Written by Terry Blanchard \\ tags:

Sep 21

As I write this, I’ve been working on an iPhone application that is very reliant on Internet connectivity. One of the challenges I encountered early in the development of this application was debugging the HTTP requests I was making and the responses I was getting back from the server. One of the requirements is that all communication was performed over HTTPS which clouded my debugging even further.

Meet Chuck, or Charles as the more formal and official name goes. Chuck is my new best friend. Yup, we’re so close that I can call him Chuck. We’re tight.

Charles is a web proxy, HTTP Proxy, and HTTP Monitor that runs on your Mac. Your web browser (or any other Internet application) is then configured to access the Internet through Charles, and Charles is then able to record and display all of the data that is sent and received.

In Web and Internet development you are unable to see what is being sent and received between your web browser / client and the server. Without this visibility it is difficult and time-consuming to determine exactly where the fault is. Charles makes it easy to see what is happening, so you can quickly diagnose and fix problems.

This is great for running your application on the iPhone simulator on your Mac. You can download a free-trial, but trust me on this, you’ll be buying the full version for $50 and thanking me later.
===
> _WORK ORDER A_:
For each statement, decide whether it agrees with the blog post about Charles. Answer yes or no, and quote the deciding words of the post. (i) Charles runs on a Mac. (ii) The application was required to carry out all communication over plain HTTP rather than HTTPS. (iii) The full version of Charles costs $50.
> _WORK ORDER B_:
Answer each question from the blog post about Charles:
(i) For what device is the application being developed?
(ii) What does Charles record and display?
(iii) What date appears at the top of the post?
> _WORK ORDER C_:
Transcribe the part of the blog post about Charles starting with "Written by Terry" and going on through "debugging even further.".
The records that come next have no connection to the blog post about Charles.

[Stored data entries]
===
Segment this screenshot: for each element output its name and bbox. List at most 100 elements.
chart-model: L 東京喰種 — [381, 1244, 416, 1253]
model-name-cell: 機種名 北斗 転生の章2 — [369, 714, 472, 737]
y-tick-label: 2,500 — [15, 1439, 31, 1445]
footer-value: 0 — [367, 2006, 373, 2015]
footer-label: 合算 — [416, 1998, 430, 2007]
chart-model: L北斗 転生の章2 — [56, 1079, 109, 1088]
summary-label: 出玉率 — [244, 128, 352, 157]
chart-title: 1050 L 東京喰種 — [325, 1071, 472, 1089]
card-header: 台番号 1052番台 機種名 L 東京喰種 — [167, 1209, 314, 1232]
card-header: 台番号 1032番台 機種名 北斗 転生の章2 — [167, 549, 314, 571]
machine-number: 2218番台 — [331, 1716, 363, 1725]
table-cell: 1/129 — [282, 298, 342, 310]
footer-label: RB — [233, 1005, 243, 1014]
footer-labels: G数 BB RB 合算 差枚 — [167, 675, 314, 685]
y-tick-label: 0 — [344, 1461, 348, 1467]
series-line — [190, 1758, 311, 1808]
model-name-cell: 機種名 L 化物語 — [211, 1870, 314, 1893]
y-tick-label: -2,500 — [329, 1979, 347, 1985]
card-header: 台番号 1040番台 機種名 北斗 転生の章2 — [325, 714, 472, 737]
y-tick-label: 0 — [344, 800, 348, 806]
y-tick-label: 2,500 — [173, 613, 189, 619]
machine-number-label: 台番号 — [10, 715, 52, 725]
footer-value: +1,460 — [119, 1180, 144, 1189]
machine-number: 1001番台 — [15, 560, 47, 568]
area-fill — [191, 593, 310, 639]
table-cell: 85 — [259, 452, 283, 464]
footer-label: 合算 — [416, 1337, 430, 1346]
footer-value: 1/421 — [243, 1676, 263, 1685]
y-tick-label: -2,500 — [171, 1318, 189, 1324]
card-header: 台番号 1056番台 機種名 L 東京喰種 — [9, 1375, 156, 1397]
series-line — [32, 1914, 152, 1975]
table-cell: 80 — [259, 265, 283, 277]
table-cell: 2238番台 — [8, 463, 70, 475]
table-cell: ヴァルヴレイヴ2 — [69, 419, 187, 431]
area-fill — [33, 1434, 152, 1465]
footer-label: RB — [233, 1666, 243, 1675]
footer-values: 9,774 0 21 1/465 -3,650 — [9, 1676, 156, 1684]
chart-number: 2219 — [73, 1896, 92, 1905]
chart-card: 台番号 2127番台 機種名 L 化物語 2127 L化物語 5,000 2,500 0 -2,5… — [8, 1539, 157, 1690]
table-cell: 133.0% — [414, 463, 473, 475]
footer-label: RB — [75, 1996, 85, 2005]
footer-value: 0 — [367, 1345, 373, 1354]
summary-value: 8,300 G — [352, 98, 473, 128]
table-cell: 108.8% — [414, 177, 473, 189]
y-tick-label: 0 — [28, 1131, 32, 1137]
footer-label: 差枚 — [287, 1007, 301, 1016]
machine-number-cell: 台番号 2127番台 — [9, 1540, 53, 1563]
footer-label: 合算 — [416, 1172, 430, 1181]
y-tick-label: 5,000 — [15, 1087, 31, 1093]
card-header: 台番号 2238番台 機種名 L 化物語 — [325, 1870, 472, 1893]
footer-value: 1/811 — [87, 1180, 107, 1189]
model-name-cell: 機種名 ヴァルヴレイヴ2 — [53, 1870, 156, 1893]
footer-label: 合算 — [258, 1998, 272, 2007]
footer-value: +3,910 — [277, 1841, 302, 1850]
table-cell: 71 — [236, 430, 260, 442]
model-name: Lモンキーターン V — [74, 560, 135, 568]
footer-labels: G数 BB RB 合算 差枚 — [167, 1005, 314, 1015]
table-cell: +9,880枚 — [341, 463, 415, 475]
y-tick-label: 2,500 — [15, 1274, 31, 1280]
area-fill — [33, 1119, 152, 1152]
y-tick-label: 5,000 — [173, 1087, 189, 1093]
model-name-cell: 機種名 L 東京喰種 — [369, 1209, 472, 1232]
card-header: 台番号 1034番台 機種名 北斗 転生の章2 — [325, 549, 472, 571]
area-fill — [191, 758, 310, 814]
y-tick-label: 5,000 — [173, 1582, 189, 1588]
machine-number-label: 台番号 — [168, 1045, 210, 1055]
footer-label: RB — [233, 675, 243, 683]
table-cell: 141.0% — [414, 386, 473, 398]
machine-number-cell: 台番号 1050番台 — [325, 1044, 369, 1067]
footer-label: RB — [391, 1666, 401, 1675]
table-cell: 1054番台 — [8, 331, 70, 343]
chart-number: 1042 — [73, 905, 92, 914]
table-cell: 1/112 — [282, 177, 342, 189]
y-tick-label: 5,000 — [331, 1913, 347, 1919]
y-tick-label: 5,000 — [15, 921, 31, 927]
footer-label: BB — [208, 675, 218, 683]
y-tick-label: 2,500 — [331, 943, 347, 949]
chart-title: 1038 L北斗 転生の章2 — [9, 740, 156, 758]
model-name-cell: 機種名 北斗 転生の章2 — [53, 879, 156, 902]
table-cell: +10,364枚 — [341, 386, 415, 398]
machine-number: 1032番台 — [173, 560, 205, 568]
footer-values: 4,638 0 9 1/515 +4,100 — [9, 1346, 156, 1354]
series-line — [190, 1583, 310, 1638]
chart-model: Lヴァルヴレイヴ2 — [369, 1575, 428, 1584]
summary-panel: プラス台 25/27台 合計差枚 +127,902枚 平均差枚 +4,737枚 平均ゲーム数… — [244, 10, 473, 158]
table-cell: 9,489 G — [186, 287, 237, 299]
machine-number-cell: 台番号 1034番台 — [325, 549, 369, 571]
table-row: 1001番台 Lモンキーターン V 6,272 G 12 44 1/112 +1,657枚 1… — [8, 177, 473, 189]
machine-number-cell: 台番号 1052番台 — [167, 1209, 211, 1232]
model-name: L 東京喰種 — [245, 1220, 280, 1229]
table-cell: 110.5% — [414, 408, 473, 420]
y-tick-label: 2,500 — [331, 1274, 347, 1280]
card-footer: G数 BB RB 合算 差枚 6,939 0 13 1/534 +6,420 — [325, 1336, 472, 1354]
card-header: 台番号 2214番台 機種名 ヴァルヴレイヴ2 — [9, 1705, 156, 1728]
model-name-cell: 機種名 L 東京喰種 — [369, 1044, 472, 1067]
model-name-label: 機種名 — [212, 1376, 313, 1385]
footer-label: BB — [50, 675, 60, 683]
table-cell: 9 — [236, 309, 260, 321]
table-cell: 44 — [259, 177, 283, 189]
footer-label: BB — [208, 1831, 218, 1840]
===
> _WRITTEN SOLUTION A_:
(i) Yes: "Charles is a web proxy, HTTP Proxy, and HTTP Monitor that runs on your Mac."
(ii) No: "One of the requirements is that all communication was performed over HTTPS"
(iii) Yes: "you’ll be buying the full version for $50"

> _WRITTEN SOLUTION B_:
(i) The iPhone.
(ii) All of the data that is sent and received.
(iii) Sep 21.

> _WRITTEN SOLUTION C_:
Written by Terry Blanchard \\ tags:

Sep 21

As I write this, I’ve been working on an iPhone application that is very reliant on Internet connectivity. One of the challenges I encountered early in the development of this application was debugging the HTTP requests I was making and the responses I was getting back from the server. One of the requirements is that all communication was performed over HTTPS which clouded my debugging even further.